■ **DATASET ENTRIES**
━━━━━━━━━━━━━━━━━━━━
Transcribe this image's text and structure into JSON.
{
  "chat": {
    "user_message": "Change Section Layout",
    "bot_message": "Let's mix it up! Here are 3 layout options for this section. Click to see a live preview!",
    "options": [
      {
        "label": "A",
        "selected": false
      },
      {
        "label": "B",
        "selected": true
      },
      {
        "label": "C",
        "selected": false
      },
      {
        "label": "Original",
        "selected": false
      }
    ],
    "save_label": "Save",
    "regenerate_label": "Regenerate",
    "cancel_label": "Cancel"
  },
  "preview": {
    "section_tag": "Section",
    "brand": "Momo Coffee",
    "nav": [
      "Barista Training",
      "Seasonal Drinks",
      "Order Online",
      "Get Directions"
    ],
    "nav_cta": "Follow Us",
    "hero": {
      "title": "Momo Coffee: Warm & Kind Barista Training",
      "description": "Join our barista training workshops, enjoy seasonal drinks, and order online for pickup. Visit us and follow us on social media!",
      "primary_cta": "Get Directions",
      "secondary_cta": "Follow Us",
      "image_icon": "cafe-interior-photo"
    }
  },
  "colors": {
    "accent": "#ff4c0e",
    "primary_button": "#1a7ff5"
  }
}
━━━━━━━━━━━━━━━━━━━━
■ **WHAT TO WORK ON**
Extract every entry in the listing word for word.

■ **ANSWER TO THIS PROBLEM**
Transcribe this image's text and structure into JSON.
{
  "chat": {
    "user_message": "Change Section Layout",
    "bot_message": "Let's mix it up! Here are 3 layout options for this section. Click to see a live preview!",
    "options": [
      {
        "label": "A",
        "selected": false
      },
      {
        "label": "B",
        "selected": true
      },
      {
        "label": "C",
        "selected": false
      },
      {
        "label": "Original",
        "selected": false
      }
    ],
    "save_label": "Save",
    "regenerate_label": "Regenerate",
    "cancel_label": "Cancel"
  },
  "preview": {
    "section_tag": "Section",
    "brand": "Momo Coffee",
    "nav": [
      "Barista Training",
      "Seasonal Drinks",
      "Order Online",
      "Get Directions"
    ],
    "nav_cta": "Follow Us",
    "hero": {
      "title": "Momo Coffee: Warm & Kind Barista Training",
      "description": "Join our barista training workshops, enjoy seasonal drinks, and order online for pickup. Visit us and follow us on social media!",
      "primary_cta": "Get Directions",
      "secondary_cta": "Follow Us",
      "image_icon": "cafe-interior-photo"
    }
  },
  "colors": {
    "accent": "#ff4c0e",
    "primary_button": "#1a7ff5"
  }
}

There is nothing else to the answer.